Recorded data:
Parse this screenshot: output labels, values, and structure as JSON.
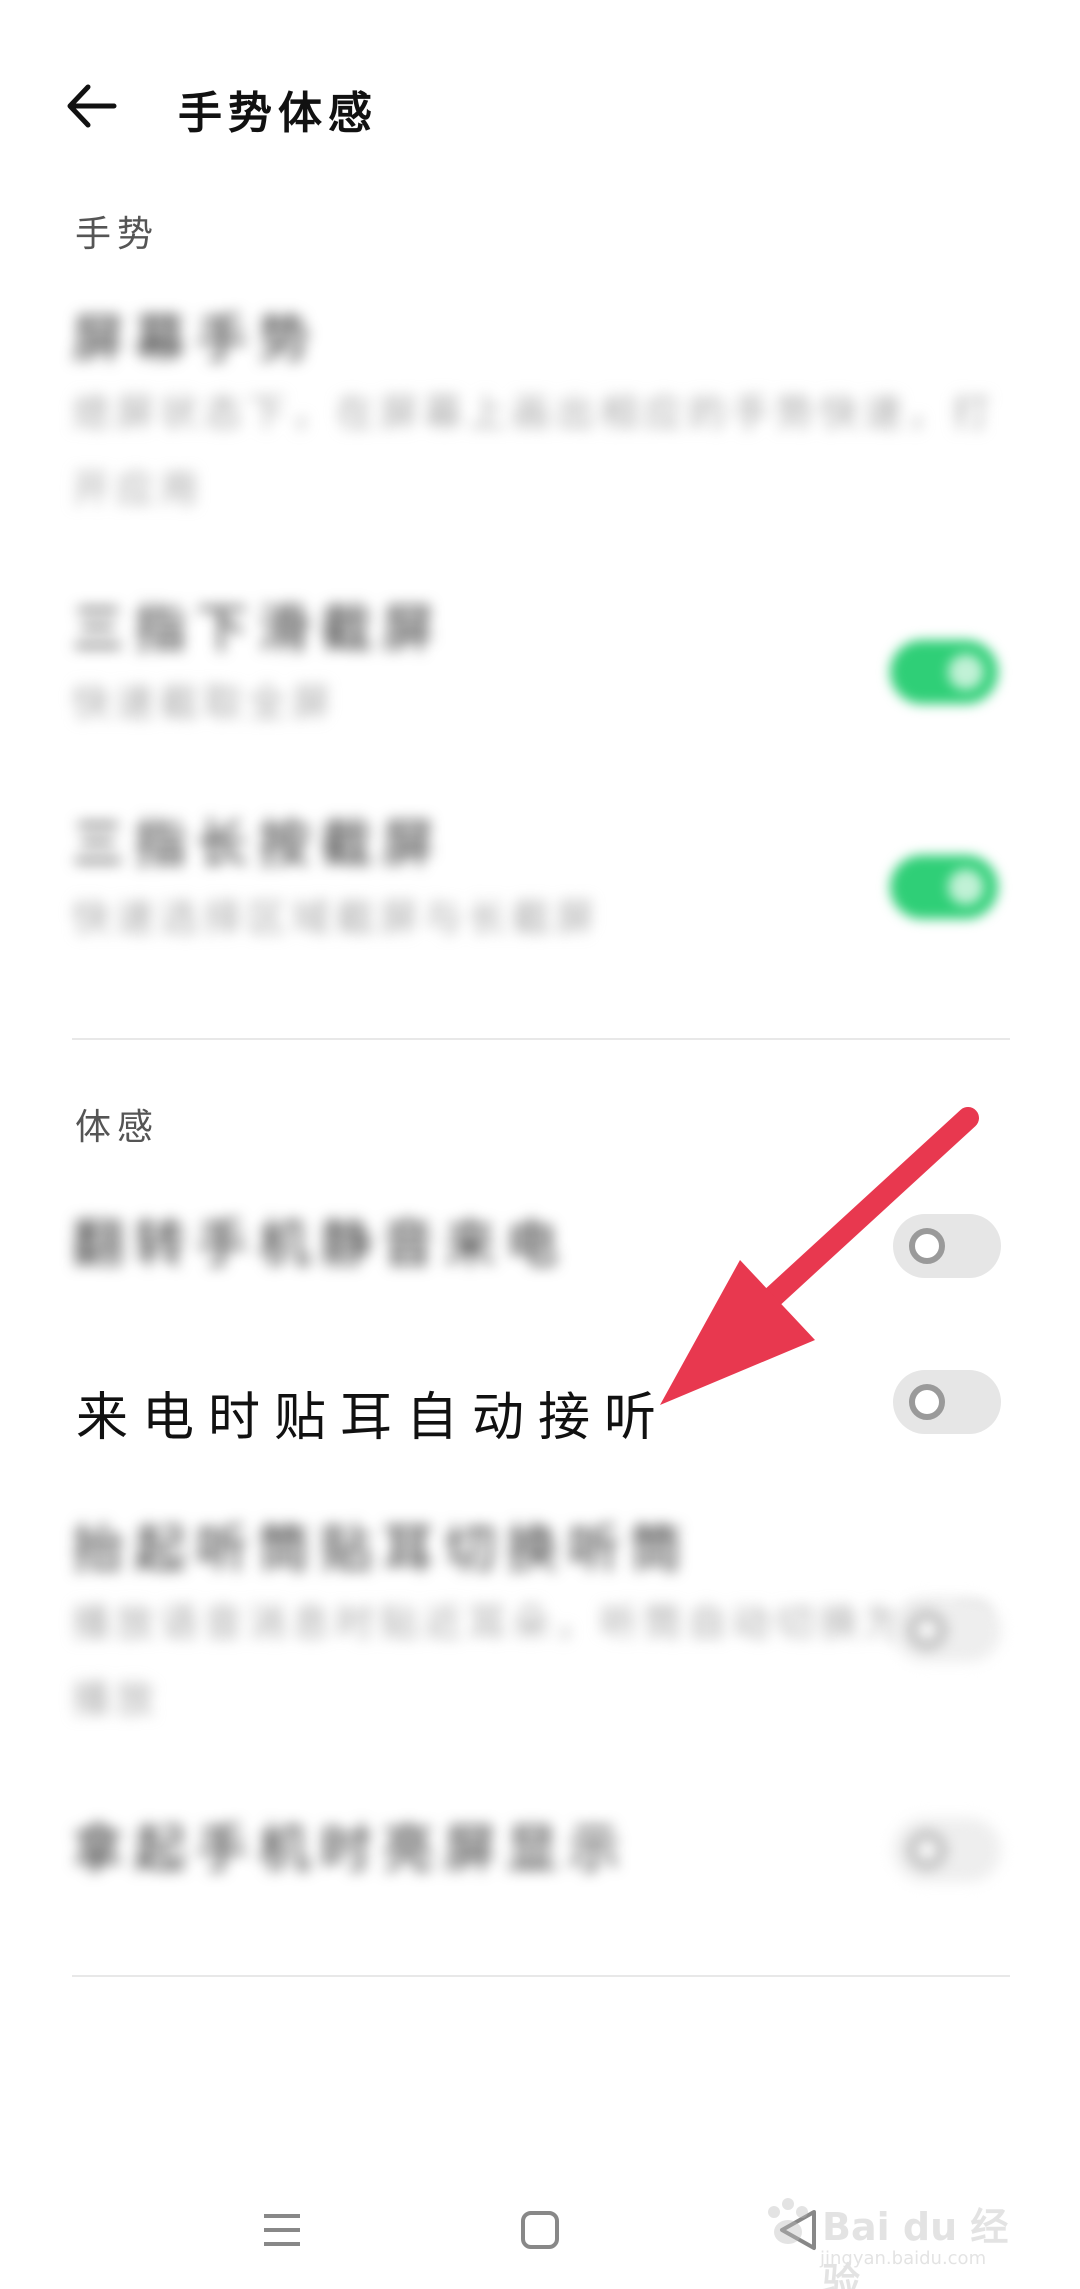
{
  "header": {
    "title": "手势体感"
  },
  "sections": {
    "gestures": "手势",
    "motion": "体感"
  },
  "blurred_items": [
    {
      "title": "屏幕手势",
      "subtitle": "熄屏状态下，在屏幕上画出相应的手势快速，打开应用"
    },
    {
      "title": "三指下滑截屏",
      "subtitle": "快速截取全屏"
    },
    {
      "title": "三指长按截屏",
      "subtitle": "快速选择区域截屏与长截屏"
    },
    {
      "title": "翻转手机静音来电",
      "subtitle": ""
    },
    {
      "title": "抬起听筒贴耳切换听筒",
      "subtitle": "播放语音消息时贴近耳朵，听筒自动切换为听筒播放"
    },
    {
      "title": "拿起手机时亮屏显示",
      "subtitle": ""
    }
  ],
  "clear_item": {
    "label": "来电时贴耳自动接听"
  },
  "toggles": {
    "three_finger_down": "on",
    "three_finger_hold": "on",
    "flip_mute": "off",
    "auto_answer": "off",
    "earpiece": "off",
    "raise_wake": "off"
  },
  "annotation": {
    "arrow_color": "#e8384f"
  },
  "watermark": {
    "text": "Bai du 经验",
    "url_text": "jingyan.baidu.com"
  },
  "nav_icons": [
    "menu-icon",
    "home-icon",
    "back-triangle-icon"
  ]
}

Given exercise:
Transcribe the records above exactly as they appear, leaving out any pictures.

Full solution:
Parse this screenshot: output labels, values, and structure as JSON.
{
  "header": {
    "title": "手势体感"
  },
  "sections": {
    "gestures": "手势",
    "motion": "体感"
  },
  "blurred_items": [
    {
      "title": "屏幕手势",
      "subtitle": "熄屏状态下，在屏幕上画出相应的手势快速，打开应用"
    },
    {
      "title": "三指下滑截屏",
      "subtitle": "快速截取全屏"
    },
    {
      "title": "三指长按截屏",
      "subtitle": "快速选择区域截屏与长截屏"
    },
    {
      "title": "翻转手机静音来电",
      "subtitle": ""
    },
    {
      "title": "抬起听筒贴耳切换听筒",
      "subtitle": "播放语音消息时贴近耳朵，听筒自动切换为听筒播放"
    },
    {
      "title": "拿起手机时亮屏显示",
      "subtitle": ""
    }
  ],
  "clear_item": {
    "label": "来电时贴耳自动接听"
  },
  "toggles": {
    "three_finger_down": "on",
    "three_finger_hold": "on",
    "flip_mute": "off",
    "auto_answer": "off",
    "earpiece": "off",
    "raise_wake": "off"
  },
  "annotation": {
    "arrow_color": "#e8384f"
  },
  "watermark": {
    "text": "Bai du 经验",
    "url_text": "jingyan.baidu.com"
  },
  "nav_icons": [
    "menu-icon",
    "home-icon",
    "back-triangle-icon"
  ]
}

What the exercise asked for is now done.